- [REQUIREMENT]:
Spot every line with the word "this" and return it.
# start of DATA SUPPLIED
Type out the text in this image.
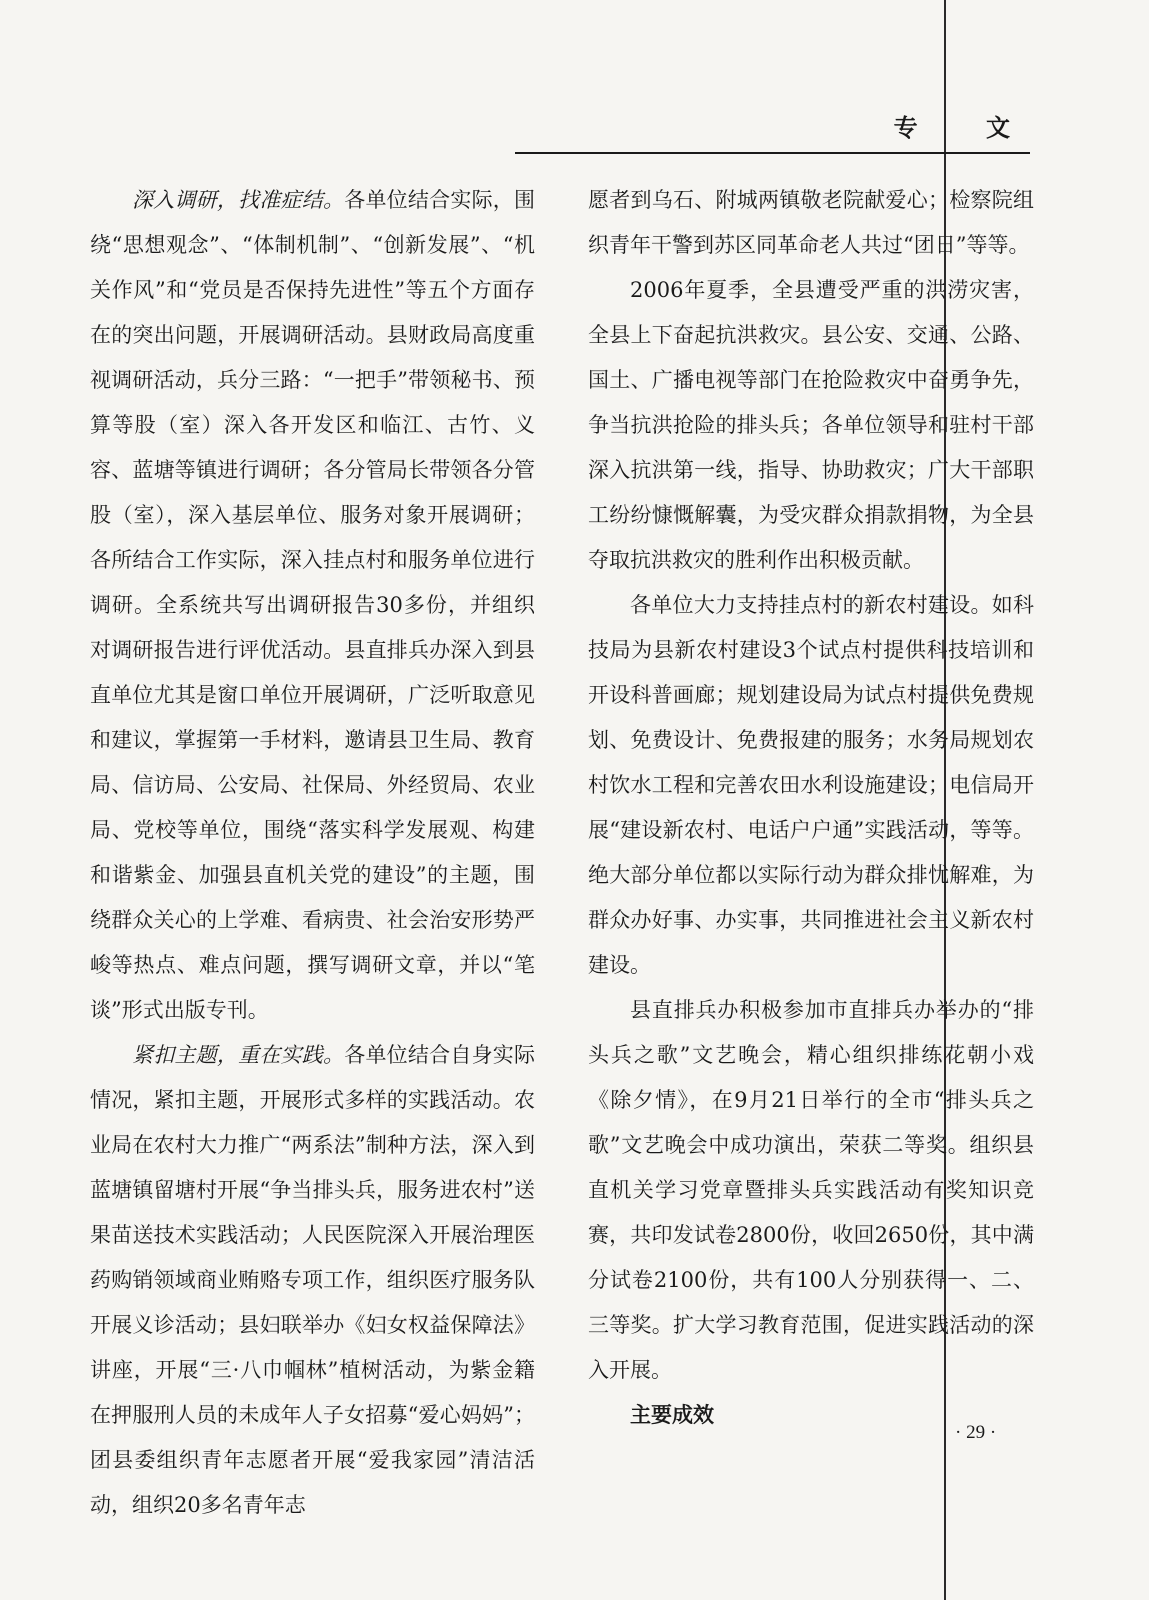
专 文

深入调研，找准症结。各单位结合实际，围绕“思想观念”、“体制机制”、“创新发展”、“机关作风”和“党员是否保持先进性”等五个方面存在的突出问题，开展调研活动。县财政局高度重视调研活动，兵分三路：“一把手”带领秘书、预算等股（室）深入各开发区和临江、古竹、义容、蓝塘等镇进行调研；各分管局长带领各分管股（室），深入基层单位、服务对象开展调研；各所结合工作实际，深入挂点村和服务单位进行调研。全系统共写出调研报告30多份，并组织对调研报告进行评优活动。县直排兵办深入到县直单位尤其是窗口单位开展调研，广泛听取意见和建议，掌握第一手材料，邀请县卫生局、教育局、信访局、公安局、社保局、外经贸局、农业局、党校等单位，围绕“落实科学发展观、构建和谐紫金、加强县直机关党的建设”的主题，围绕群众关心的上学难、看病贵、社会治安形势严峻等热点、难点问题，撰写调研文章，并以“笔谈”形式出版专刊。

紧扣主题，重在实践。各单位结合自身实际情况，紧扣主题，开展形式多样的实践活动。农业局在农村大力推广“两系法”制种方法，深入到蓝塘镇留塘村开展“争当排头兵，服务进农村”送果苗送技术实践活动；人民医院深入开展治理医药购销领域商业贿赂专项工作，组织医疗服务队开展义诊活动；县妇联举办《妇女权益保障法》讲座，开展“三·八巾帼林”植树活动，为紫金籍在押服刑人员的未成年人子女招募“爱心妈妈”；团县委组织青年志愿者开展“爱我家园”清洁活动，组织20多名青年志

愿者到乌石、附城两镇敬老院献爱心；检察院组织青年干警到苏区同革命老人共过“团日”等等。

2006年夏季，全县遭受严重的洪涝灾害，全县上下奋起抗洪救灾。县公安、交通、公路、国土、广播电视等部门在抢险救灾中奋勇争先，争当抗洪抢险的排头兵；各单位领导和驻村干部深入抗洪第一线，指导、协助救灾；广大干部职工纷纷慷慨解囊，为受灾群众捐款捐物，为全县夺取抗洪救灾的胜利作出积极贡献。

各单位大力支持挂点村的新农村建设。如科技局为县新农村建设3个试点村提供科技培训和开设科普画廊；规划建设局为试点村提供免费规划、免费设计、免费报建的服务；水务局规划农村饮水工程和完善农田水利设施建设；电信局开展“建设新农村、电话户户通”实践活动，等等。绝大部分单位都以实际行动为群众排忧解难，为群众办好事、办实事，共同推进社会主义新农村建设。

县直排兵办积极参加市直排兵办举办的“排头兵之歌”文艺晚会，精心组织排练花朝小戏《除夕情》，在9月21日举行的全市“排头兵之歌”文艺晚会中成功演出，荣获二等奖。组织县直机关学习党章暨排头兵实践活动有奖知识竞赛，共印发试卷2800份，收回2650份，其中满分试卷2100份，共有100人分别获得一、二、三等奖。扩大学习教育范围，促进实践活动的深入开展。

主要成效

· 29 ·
# end of DATA SUPPLIED
# start of DATA SUPPLIED
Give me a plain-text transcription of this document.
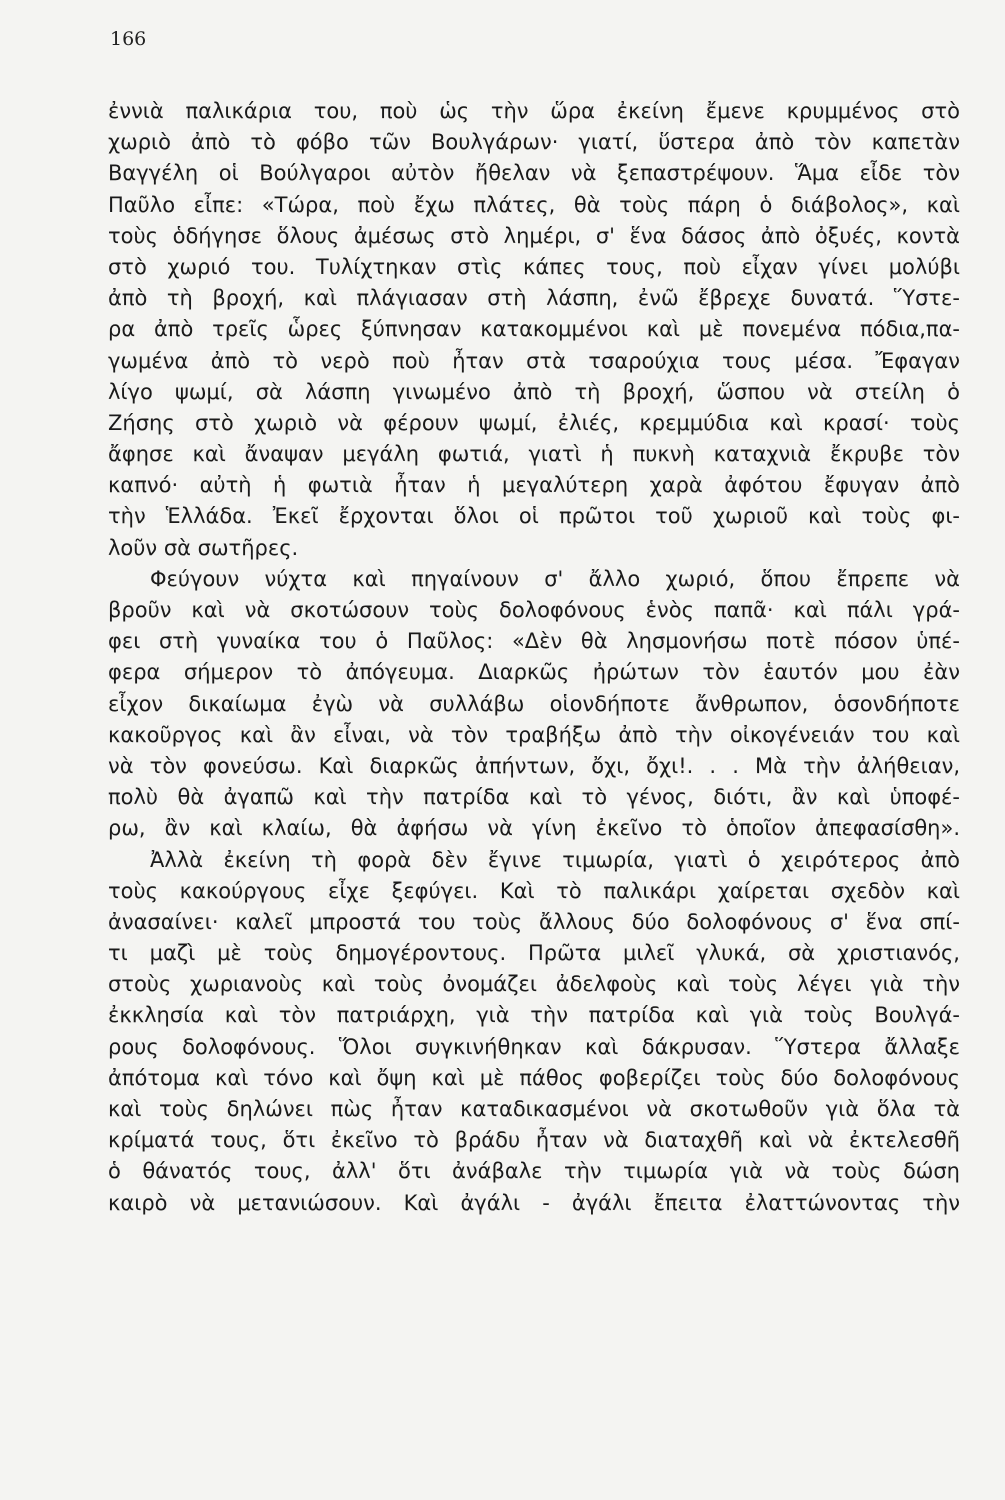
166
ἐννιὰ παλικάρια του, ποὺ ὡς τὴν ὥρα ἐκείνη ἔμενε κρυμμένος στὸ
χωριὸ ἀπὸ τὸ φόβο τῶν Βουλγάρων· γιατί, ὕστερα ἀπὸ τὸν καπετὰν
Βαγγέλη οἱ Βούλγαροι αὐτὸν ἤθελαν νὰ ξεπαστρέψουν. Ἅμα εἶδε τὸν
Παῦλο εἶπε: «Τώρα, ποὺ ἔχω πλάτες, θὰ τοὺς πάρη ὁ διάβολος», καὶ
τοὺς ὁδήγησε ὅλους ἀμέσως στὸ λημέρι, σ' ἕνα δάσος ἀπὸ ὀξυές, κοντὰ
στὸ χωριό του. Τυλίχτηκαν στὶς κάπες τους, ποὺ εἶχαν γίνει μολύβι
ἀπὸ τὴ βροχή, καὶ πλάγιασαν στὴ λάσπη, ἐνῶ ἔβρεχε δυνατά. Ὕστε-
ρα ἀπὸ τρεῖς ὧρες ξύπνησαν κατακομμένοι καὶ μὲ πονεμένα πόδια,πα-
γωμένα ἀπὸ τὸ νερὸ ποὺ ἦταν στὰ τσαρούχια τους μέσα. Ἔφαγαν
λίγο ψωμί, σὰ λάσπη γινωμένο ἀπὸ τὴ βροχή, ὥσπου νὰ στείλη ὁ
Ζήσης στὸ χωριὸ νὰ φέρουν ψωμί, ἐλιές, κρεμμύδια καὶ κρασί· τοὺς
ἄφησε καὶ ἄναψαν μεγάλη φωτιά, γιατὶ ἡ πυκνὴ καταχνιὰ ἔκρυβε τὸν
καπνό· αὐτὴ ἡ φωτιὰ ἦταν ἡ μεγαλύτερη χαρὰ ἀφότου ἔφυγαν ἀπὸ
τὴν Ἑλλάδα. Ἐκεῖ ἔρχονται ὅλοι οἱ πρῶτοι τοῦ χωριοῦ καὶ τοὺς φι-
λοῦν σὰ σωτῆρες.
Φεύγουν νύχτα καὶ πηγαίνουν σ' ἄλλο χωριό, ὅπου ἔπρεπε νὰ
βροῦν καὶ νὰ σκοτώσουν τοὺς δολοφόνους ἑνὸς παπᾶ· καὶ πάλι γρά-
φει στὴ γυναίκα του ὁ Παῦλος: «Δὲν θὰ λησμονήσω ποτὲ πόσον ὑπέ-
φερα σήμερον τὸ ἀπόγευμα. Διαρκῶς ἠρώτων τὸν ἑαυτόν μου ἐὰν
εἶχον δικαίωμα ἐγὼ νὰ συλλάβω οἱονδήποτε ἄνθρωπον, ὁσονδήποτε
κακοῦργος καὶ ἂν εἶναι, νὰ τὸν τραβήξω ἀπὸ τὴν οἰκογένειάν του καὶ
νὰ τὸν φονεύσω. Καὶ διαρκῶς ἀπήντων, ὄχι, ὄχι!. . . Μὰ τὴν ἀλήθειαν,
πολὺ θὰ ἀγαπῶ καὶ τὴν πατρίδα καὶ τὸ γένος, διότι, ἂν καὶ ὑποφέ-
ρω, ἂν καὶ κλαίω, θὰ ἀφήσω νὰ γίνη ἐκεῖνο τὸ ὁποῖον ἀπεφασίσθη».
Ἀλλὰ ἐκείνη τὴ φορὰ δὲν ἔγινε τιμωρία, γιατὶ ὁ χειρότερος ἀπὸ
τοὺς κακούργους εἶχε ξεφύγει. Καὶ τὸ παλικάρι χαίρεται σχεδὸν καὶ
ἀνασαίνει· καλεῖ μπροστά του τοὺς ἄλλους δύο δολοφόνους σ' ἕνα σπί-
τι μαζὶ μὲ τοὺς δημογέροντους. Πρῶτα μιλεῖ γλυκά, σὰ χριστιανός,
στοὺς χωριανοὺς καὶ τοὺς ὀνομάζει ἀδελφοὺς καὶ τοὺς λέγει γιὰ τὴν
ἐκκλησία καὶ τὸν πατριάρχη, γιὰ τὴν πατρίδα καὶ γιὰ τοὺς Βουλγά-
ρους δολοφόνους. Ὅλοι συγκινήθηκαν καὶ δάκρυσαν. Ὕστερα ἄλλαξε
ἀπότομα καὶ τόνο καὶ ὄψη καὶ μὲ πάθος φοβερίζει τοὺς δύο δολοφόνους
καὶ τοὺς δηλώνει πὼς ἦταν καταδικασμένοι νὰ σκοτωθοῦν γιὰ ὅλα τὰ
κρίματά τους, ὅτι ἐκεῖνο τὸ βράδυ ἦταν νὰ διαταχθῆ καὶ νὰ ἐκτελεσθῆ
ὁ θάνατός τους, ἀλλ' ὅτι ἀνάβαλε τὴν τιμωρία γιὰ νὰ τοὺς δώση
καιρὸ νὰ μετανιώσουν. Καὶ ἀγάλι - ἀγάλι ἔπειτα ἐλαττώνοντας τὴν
# end of DATA SUPPLIED
- [FINISHED ANSWER]:
Type out the text in this image.
Give me a plain-text transcription of this document.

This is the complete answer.